Nothing should be left out: output all of the entries exactly.

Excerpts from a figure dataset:
** BEGIN **

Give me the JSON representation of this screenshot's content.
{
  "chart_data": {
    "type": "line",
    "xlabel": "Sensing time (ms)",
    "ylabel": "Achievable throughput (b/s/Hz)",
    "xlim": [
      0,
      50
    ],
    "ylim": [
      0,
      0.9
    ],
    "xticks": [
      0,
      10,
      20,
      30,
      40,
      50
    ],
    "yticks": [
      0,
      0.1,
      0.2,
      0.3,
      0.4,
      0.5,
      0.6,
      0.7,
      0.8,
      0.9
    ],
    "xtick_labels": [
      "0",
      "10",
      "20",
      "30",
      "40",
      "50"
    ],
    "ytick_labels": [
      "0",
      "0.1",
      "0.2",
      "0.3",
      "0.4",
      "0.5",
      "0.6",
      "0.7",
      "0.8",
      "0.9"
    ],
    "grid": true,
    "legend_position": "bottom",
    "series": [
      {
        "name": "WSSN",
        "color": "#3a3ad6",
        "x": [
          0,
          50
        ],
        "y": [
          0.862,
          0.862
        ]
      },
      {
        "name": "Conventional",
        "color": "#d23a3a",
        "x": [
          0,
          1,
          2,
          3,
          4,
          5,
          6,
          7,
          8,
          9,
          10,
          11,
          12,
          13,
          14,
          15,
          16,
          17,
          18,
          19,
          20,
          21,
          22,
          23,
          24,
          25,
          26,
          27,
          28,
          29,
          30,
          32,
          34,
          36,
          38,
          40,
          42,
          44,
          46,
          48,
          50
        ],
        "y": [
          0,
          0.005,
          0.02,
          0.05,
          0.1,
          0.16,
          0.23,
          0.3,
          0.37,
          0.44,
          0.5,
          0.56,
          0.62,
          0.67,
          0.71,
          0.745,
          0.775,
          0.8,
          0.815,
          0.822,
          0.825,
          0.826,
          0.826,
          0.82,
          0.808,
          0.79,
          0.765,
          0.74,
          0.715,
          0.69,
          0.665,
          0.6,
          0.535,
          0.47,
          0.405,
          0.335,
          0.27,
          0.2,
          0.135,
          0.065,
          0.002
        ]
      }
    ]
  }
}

** END **

__Finished exercise__:
Give me the JSON representation of this screenshot's content.
{
  "chart_data": {
    "type": "line",
    "xlabel": "Sensing time (ms)",
    "ylabel": "Achievable throughput (b/s/Hz)",
    "xlim": [
      0,
      50
    ],
    "ylim": [
      0,
      0.9
    ],
    "xticks": [
      0,
      10,
      20,
      30,
      40,
      50
    ],
    "yticks": [
      0,
      0.1,
      0.2,
      0.3,
      0.4,
      0.5,
      0.6,
      0.7,
      0.8,
      0.9
    ],
    "xtick_labels": [
      "0",
      "10",
      "20",
      "30",
      "40",
      "50"
    ],
    "ytick_labels": [
      "0",
      "0.1",
      "0.2",
      "0.3",
      "0.4",
      "0.5",
      "0.6",
      "0.7",
      "0.8",
      "0.9"
    ],
    "grid": true,
    "legend_position": "bottom",
    "series": [
      {
        "name": "WSSN",
        "color": "#3a3ad6",
        "x": [
          0,
          50
        ],
        "y": [
          0.862,
          0.862
        ]
      },
      {
        "name": "Conventional",
        "color": "#d23a3a",
        "x": [
          0,
          1,
          2,
          3,
          4,
          5,
          6,
          7,
          8,
          9,
          10,
          11,
          12,
          13,
          14,
          15,
          16,
          17,
          18,
          19,
          20,
          21,
          22,
          23,
          24,
          25,
          26,
          27,
          28,
          29,
          30,
          32,
          34,
          36,
          38,
          40,
          42,
          44,
          46,
          48,
          50
        ],
        "y": [
          0,
          0.005,
          0.02,
          0.05,
          0.1,
          0.16,
          0.23,
          0.3,
          0.37,
          0.44,
          0.5,
          0.56,
          0.62,
          0.67,
          0.71,
          0.745,
          0.775,
          0.8,
          0.815,
          0.822,
          0.825,
          0.826,
          0.826,
          0.82,
          0.808,
          0.79,
          0.765,
          0.74,
          0.715,
          0.69,
          0.665,
          0.6,
          0.535,
          0.47,
          0.405,
          0.335,
          0.27,
          0.2,
          0.135,
          0.065,
          0.002
        ]
      }
    ]
  }
}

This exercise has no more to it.